(What the task asks)
Copy out all the lines exactly. Omit pictures.

(Data records)
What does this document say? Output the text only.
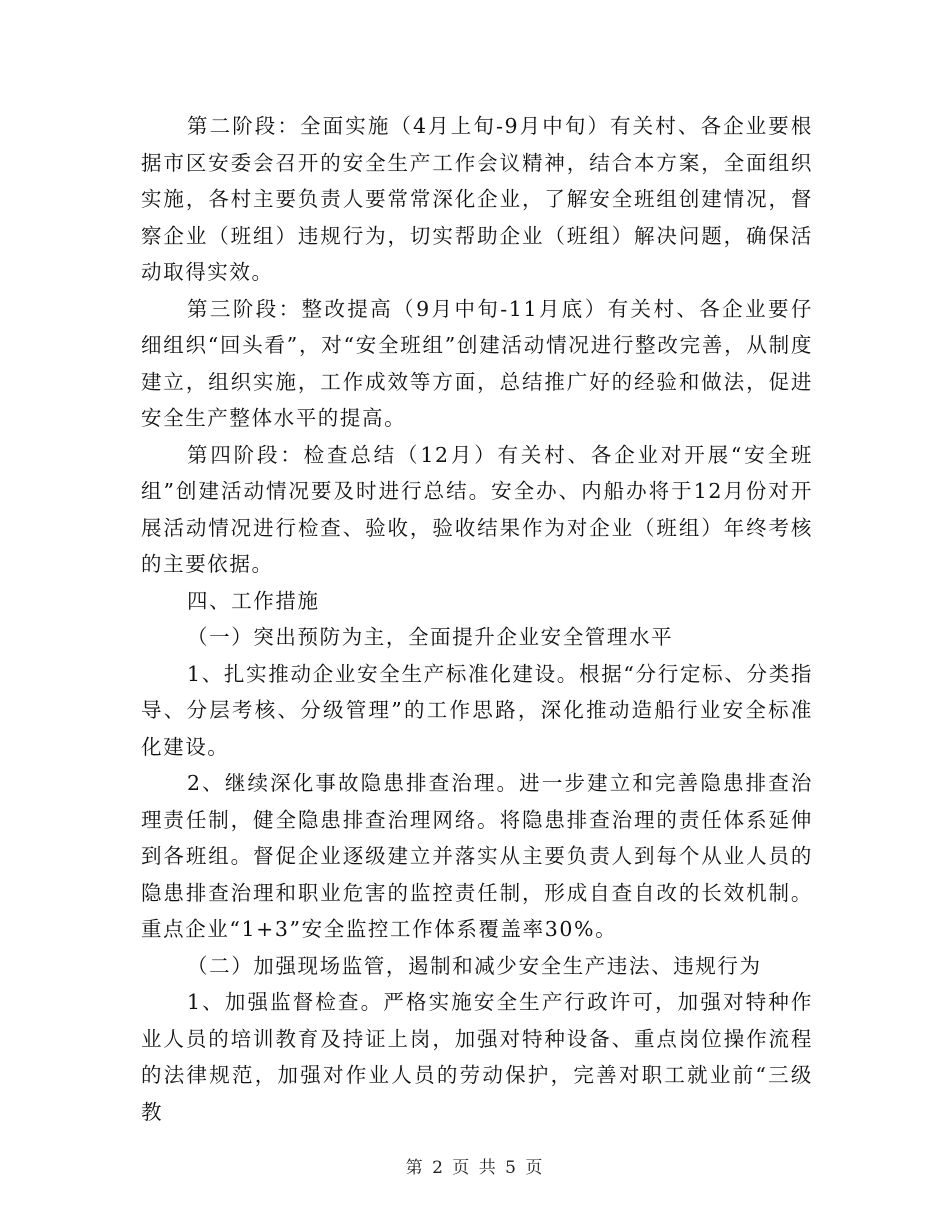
第二阶段：全面实施（4月上旬-9月中旬）有关村、各企业要根据市区安委会召开的安全生产工作会议精神，结合本方案，全面组织实施，各村主要负责人要常常深化企业，了解安全班组创建情况，督察企业（班组）违规行为，切实帮助企业（班组）解决问题，确保活动取得实效。

第三阶段：整改提高（9月中旬-11月底）有关村、各企业要仔细组织“回头看”，对“安全班组”创建活动情况进行整改完善，从制度建立，组织实施，工作成效等方面，总结推广好的经验和做法，促进安全生产整体水平的提高。

第四阶段：检查总结（12月）有关村、各企业对开展“安全班组”创建活动情况要及时进行总结。安全办、内船办将于12月份对开展活动情况进行检查、验收，验收结果作为对企业（班组）年终考核的主要依据。

四、工作措施

（一）突出预防为主，全面提升企业安全管理水平

1、扎实推动企业安全生产标准化建设。根据“分行定标、分类指导、分层考核、分级管理”的工作思路，深化推动造船行业安全标准化建设。

2、继续深化事故隐患排查治理。进一步建立和完善隐患排查治理责任制，健全隐患排查治理网络。将隐患排查治理的责任体系延伸到各班组。督促企业逐级建立并落实从主要负责人到每个从业人员的隐患排查治理和职业危害的监控责任制，形成自查自改的长效机制。重点企业“1+3”安全监控工作体系覆盖率30%。

（二）加强现场监管，遏制和减少安全生产违法、违规行为

1、加强监督检查。严格实施安全生产行政许可，加强对特种作业人员的培训教育及持证上岗，加强对特种设备、重点岗位操作流程的法律规范，加强对作业人员的劳动保护，完善对职工就业前“三级教

第 2 页 共 5 页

(Full output)
What does this document say? Output the text only.
第二阶段：全面实施（4月上旬-9月中旬）有关村、各企业要根据市区安委会召开的安全生产工作会议精神，结合本方案，全面组织实施，各村主要负责人要常常深化企业，了解安全班组创建情况，督察企业（班组）违规行为，切实帮助企业（班组）解决问题，确保活动取得实效。

第三阶段：整改提高（9月中旬-11月底）有关村、各企业要仔细组织“回头看”，对“安全班组”创建活动情况进行整改完善，从制度建立，组织实施，工作成效等方面，总结推广好的经验和做法，促进安全生产整体水平的提高。

第四阶段：检查总结（12月）有关村、各企业对开展“安全班组”创建活动情况要及时进行总结。安全办、内船办将于12月份对开展活动情况进行检查、验收，验收结果作为对企业（班组）年终考核的主要依据。

四、工作措施

（一）突出预防为主，全面提升企业安全管理水平

1、扎实推动企业安全生产标准化建设。根据“分行定标、分类指导、分层考核、分级管理”的工作思路，深化推动造船行业安全标准化建设。

2、继续深化事故隐患排查治理。进一步建立和完善隐患排查治理责任制，健全隐患排查治理网络。将隐患排查治理的责任体系延伸到各班组。督促企业逐级建立并落实从主要负责人到每个从业人员的隐患排查治理和职业危害的监控责任制，形成自查自改的长效机制。重点企业“1+3”安全监控工作体系覆盖率30%。

（二）加强现场监管，遏制和减少安全生产违法、违规行为

1、加强监督检查。严格实施安全生产行政许可，加强对特种作业人员的培训教育及持证上岗，加强对特种设备、重点岗位操作流程的法律规范，加强对作业人员的劳动保护，完善对职工就业前“三级教

第 2 页 共 5 页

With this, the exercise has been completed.